_Data in this exercise_
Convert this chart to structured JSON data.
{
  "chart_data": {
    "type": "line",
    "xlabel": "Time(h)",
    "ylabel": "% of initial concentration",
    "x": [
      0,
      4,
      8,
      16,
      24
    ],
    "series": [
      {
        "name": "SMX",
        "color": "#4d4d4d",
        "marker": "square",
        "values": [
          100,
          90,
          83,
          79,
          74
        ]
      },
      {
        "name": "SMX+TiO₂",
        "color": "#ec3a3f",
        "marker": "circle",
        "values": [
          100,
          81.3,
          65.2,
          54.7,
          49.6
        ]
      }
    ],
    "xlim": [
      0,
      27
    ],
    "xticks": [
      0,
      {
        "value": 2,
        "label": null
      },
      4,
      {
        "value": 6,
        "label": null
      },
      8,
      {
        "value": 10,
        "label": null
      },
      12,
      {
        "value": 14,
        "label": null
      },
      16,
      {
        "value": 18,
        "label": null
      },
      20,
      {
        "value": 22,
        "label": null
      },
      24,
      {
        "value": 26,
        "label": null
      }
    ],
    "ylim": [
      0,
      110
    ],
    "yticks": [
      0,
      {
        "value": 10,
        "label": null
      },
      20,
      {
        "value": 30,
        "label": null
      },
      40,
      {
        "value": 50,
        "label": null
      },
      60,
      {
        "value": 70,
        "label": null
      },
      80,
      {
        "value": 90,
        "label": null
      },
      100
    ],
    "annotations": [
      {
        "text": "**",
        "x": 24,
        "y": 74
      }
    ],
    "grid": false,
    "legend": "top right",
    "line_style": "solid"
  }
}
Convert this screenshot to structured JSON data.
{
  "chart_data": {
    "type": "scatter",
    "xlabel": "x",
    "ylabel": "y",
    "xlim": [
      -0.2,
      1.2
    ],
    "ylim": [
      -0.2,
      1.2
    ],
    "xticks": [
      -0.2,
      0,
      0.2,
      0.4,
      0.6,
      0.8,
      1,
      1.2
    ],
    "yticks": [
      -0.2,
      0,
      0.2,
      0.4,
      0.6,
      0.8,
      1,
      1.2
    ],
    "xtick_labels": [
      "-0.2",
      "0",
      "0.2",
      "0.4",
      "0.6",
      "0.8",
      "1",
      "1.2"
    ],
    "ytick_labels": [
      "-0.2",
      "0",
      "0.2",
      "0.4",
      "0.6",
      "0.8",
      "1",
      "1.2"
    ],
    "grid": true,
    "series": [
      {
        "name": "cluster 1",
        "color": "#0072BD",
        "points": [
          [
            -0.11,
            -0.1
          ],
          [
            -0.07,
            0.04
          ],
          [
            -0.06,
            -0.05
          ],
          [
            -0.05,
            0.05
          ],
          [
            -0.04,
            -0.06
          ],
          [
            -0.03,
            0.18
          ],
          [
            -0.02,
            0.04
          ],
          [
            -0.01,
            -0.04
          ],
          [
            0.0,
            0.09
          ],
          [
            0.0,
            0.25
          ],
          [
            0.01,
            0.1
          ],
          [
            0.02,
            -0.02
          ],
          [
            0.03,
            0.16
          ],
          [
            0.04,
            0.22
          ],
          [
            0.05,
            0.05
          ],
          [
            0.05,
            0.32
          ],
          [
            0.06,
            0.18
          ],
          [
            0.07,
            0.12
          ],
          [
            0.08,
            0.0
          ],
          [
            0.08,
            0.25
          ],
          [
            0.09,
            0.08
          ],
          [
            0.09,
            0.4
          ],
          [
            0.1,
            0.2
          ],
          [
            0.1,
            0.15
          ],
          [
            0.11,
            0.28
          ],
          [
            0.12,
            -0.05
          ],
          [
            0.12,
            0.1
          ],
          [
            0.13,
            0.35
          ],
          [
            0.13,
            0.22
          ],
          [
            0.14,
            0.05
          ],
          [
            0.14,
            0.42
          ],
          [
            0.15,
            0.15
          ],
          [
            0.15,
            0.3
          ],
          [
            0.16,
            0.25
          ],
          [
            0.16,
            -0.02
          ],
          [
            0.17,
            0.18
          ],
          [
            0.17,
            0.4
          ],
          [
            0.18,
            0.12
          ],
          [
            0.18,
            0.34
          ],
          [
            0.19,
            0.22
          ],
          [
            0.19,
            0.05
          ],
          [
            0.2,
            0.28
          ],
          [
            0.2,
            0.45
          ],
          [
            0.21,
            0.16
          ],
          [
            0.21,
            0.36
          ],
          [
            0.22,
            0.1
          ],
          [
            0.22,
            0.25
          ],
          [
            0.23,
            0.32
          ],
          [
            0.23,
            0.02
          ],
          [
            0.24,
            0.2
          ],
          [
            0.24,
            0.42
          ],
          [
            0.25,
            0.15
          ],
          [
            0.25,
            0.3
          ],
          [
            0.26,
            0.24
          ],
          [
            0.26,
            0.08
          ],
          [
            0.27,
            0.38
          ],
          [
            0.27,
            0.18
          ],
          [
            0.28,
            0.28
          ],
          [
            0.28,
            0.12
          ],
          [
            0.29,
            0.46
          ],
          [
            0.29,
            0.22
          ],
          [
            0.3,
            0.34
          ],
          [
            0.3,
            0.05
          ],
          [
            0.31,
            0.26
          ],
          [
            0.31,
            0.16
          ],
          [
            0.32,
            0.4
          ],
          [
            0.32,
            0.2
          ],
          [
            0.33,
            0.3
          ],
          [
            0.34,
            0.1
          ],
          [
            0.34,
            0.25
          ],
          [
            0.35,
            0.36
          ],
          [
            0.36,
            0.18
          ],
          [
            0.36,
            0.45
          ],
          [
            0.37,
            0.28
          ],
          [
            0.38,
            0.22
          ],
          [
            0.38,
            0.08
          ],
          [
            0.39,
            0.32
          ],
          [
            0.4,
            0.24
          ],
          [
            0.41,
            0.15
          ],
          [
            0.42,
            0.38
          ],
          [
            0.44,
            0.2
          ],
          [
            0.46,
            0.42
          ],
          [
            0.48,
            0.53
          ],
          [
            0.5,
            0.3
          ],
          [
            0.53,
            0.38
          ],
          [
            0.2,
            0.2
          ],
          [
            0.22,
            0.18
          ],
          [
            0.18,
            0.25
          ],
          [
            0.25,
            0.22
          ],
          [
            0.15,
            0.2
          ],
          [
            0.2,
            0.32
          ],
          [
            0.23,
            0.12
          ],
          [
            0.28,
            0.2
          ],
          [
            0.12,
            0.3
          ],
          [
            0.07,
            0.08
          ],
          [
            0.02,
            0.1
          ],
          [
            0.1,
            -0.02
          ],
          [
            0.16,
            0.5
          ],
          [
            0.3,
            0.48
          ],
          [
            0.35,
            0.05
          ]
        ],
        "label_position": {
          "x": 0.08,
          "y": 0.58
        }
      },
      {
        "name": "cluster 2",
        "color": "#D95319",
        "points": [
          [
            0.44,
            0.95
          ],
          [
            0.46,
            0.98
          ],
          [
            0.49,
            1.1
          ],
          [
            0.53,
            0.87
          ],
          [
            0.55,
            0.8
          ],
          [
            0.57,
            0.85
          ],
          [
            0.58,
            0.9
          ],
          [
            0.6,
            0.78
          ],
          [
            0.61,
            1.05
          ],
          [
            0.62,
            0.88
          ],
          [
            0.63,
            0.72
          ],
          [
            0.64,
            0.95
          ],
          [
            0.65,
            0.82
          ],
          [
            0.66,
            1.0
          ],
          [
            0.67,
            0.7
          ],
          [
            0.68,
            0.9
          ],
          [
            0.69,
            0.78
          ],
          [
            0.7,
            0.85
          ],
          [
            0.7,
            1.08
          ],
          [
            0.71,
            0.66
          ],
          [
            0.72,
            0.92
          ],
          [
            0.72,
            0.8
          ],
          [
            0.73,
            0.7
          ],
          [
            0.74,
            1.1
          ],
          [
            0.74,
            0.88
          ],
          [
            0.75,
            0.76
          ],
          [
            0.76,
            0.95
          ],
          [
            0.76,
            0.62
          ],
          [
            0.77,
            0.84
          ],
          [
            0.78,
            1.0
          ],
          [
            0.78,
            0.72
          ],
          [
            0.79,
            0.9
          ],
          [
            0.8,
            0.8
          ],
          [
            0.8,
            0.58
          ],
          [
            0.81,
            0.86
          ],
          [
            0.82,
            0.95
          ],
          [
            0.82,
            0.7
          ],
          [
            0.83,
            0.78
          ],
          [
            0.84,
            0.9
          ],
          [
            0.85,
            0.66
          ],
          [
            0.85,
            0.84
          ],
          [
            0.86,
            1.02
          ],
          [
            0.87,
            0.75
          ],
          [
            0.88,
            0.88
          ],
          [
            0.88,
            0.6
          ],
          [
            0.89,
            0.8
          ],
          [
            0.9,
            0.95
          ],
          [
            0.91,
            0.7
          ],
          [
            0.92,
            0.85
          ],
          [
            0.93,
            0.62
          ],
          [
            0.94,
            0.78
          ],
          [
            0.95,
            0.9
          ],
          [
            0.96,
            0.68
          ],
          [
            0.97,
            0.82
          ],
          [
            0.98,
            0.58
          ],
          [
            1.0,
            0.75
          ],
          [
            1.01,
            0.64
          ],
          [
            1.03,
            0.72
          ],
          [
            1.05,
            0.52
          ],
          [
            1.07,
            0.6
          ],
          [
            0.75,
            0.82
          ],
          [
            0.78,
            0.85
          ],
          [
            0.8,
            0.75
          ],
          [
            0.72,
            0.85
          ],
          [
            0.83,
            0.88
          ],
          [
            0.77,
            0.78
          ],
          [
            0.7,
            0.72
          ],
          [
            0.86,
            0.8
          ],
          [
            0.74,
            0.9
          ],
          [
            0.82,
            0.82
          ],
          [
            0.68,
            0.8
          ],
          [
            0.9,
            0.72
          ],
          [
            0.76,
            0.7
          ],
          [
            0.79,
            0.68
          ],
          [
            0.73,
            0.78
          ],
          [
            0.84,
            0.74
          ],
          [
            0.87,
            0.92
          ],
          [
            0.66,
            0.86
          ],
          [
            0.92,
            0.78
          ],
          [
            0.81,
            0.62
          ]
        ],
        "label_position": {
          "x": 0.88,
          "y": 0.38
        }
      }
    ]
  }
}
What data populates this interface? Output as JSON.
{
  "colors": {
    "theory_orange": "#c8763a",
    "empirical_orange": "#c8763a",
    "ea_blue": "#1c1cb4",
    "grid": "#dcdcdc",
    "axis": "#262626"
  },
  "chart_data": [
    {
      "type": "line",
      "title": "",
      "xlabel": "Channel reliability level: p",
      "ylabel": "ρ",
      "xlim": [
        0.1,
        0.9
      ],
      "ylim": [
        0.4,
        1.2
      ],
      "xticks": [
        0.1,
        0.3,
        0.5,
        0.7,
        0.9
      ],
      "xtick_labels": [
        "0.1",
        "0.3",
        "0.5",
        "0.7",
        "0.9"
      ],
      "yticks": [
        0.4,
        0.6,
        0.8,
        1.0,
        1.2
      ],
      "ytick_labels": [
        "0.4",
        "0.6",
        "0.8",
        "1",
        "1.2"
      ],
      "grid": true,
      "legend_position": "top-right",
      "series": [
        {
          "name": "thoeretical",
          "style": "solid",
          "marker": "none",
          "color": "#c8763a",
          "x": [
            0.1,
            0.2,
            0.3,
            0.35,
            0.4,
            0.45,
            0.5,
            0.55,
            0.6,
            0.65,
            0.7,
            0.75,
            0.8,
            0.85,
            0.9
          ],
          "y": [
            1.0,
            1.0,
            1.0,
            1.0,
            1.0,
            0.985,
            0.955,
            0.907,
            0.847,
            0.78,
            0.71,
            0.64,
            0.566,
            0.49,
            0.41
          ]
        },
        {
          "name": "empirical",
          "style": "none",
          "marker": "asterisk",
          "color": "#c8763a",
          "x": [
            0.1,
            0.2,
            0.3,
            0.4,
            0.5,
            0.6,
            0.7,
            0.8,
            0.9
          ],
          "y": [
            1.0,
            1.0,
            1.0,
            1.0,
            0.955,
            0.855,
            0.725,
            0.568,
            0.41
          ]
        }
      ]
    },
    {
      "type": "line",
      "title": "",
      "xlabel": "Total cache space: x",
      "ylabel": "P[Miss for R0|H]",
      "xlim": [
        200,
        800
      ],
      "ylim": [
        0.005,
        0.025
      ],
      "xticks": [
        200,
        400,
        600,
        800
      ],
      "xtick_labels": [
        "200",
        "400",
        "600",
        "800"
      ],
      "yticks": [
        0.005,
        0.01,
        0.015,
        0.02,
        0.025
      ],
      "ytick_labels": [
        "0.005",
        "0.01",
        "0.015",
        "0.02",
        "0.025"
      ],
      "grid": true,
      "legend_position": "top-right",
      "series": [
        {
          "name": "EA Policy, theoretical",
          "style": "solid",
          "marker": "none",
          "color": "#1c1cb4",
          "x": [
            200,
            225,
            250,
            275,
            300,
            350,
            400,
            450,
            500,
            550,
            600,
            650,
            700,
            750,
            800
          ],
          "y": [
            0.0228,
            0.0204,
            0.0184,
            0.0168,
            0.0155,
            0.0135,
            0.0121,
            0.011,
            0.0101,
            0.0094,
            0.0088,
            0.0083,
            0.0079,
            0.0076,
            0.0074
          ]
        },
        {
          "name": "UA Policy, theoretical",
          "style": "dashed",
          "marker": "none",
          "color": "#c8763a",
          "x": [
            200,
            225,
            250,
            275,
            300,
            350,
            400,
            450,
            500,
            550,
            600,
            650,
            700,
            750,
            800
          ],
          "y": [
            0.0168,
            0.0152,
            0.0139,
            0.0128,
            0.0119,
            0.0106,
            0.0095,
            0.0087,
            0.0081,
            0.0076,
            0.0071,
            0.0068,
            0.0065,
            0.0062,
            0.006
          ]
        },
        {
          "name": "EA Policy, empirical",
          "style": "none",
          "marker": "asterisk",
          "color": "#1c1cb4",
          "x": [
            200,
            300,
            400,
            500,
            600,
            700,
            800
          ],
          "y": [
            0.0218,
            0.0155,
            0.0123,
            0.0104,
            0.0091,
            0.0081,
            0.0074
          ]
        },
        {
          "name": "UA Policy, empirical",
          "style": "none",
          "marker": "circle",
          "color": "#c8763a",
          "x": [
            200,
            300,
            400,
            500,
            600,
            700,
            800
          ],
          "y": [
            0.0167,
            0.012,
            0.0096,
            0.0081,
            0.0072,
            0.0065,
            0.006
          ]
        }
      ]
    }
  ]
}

_Problem statement_
Filter out all lines lacking the word "theoretical" and copy the rest.

_Exercise result_
          "name": "EA Policy, theoretical",
          "name": "UA Policy, theoretical",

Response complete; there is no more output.